=== REQUIRED WORK ===
Select lines where the word "subtitle" appears.

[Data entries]
====================

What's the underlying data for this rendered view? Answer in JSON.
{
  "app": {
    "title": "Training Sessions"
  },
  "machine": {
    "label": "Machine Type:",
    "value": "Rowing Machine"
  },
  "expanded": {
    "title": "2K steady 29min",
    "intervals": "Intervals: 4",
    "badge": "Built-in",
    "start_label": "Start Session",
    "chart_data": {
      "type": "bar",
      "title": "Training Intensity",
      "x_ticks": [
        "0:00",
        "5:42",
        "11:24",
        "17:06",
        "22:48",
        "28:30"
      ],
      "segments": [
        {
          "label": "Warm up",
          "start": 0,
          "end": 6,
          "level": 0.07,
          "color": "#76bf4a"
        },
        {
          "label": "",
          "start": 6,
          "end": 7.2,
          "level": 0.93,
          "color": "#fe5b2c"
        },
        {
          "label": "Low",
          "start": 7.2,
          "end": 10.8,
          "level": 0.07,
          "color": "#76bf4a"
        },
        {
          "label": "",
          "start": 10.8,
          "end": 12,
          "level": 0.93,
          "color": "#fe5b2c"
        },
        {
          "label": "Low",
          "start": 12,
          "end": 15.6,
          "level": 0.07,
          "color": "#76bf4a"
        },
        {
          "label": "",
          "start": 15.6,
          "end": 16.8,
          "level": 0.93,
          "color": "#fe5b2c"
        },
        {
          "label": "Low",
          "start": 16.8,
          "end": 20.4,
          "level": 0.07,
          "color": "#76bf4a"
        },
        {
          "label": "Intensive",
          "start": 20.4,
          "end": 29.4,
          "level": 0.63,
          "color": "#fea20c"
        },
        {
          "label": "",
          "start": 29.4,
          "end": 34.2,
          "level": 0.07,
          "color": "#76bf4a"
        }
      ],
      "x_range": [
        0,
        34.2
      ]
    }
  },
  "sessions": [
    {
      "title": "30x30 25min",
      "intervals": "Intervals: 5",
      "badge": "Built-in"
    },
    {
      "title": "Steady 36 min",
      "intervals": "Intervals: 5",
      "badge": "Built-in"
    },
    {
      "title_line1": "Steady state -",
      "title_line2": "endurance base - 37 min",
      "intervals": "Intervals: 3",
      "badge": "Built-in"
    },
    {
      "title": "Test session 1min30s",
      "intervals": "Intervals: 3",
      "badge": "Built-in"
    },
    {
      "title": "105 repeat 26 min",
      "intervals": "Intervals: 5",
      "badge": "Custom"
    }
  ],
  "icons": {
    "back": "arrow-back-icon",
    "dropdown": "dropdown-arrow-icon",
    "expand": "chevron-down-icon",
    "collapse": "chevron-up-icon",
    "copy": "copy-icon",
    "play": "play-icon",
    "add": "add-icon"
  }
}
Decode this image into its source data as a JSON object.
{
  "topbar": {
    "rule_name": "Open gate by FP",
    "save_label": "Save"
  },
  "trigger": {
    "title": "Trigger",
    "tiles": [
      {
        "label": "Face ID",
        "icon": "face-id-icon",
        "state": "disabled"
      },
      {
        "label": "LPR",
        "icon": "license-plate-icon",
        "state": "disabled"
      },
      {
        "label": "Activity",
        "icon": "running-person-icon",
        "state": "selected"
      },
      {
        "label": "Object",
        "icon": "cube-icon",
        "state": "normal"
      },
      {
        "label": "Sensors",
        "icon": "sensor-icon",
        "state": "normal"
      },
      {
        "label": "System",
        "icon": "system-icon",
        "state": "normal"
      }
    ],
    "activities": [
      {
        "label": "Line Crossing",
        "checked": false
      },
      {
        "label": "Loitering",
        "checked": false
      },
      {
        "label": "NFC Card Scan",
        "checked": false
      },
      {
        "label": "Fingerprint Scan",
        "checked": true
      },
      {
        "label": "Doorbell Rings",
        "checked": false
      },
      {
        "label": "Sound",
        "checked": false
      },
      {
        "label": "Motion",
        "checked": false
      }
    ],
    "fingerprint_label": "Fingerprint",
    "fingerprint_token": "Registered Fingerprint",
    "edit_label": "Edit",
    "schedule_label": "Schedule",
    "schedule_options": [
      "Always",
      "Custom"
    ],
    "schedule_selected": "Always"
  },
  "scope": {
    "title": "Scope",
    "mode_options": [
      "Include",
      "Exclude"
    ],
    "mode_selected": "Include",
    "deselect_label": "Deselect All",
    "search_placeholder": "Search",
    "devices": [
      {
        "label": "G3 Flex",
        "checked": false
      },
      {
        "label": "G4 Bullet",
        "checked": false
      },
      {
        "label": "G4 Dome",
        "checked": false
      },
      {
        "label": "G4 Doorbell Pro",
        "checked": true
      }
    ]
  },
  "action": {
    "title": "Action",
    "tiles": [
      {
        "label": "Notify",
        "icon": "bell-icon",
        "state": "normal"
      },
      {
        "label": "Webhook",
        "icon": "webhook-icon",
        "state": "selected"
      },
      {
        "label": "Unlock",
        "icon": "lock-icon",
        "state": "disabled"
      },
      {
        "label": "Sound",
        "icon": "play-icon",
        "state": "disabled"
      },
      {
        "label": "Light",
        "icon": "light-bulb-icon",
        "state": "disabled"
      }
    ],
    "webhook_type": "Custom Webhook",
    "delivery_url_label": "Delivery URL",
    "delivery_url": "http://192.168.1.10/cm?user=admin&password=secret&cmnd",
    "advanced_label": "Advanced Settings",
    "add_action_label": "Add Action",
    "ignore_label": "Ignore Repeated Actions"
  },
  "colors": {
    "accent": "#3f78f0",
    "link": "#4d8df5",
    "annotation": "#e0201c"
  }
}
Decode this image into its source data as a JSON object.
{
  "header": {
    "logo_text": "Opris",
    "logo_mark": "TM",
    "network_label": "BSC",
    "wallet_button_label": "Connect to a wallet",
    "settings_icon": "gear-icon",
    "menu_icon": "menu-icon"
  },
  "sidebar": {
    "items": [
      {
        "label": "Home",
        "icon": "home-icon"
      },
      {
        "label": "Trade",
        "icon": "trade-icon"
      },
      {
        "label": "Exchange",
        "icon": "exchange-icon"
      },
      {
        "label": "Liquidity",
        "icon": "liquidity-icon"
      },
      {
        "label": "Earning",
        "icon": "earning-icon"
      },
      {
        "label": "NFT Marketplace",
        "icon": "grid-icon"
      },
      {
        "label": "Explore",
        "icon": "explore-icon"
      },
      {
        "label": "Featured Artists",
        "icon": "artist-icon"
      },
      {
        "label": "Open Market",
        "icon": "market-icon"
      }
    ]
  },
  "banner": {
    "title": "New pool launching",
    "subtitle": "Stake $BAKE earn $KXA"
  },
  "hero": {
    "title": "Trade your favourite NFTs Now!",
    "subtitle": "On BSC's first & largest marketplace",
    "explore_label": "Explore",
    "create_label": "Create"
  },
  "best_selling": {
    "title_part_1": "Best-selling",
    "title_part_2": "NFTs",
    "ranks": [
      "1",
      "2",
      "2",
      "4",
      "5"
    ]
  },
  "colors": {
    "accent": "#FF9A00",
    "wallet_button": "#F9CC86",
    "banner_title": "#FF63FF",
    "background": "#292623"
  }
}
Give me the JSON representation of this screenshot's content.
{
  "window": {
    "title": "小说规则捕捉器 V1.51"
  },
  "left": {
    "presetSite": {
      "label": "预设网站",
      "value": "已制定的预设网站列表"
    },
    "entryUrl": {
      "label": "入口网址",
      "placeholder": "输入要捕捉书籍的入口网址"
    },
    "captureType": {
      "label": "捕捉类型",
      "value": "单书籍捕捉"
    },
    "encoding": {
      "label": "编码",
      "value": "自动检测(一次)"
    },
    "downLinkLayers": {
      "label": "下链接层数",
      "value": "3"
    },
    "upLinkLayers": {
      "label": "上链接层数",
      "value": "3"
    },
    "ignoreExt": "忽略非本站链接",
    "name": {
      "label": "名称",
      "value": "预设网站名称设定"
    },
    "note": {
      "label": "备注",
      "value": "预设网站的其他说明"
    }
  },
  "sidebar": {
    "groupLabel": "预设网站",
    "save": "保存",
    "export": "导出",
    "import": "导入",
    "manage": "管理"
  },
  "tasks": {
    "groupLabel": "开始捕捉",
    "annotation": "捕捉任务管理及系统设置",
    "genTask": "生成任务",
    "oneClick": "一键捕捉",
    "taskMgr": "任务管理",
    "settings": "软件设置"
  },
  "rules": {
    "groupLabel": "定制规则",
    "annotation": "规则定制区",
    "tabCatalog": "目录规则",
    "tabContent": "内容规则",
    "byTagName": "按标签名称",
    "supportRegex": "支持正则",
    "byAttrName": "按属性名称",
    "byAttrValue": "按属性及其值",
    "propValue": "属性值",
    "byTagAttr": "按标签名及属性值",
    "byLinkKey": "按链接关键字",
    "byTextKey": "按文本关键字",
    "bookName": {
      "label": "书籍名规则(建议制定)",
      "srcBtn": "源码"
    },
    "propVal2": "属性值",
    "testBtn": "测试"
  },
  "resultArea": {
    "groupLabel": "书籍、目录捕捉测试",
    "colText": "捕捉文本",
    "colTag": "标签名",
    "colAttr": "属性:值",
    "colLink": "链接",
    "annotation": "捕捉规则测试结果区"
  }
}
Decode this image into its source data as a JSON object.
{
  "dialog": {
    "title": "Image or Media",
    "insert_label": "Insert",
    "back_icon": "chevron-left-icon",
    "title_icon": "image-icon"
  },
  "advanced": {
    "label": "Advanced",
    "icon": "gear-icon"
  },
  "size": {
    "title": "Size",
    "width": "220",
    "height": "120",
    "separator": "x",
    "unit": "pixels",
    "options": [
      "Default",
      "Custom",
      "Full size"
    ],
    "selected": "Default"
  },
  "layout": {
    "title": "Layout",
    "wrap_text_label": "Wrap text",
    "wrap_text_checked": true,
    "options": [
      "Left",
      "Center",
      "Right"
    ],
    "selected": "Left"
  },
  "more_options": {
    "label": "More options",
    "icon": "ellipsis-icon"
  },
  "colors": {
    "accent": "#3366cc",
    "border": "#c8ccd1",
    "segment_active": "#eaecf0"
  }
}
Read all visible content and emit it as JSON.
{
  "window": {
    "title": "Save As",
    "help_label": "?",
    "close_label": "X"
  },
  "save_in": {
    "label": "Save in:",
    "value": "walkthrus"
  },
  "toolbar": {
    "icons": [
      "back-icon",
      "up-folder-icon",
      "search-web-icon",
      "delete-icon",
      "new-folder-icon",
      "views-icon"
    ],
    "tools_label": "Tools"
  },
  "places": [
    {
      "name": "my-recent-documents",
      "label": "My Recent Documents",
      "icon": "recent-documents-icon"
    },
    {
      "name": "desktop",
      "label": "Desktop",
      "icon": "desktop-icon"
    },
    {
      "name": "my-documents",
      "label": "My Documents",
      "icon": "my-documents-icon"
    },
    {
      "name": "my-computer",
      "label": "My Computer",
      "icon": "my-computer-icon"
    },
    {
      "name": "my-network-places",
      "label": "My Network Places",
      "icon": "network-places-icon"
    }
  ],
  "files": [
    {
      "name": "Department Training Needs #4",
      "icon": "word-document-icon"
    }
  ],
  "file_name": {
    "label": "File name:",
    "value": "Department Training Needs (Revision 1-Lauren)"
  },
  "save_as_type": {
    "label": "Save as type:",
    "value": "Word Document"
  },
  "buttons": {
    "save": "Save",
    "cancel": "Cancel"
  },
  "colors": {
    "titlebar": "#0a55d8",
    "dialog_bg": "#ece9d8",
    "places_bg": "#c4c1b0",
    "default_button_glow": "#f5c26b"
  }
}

====================

=== SOLUTION FOR THIS EXERCISE ===
    "subtitle": "Stake $BAKE earn $KXA"
    "subtitle": "On BSC's first & largest marketplace",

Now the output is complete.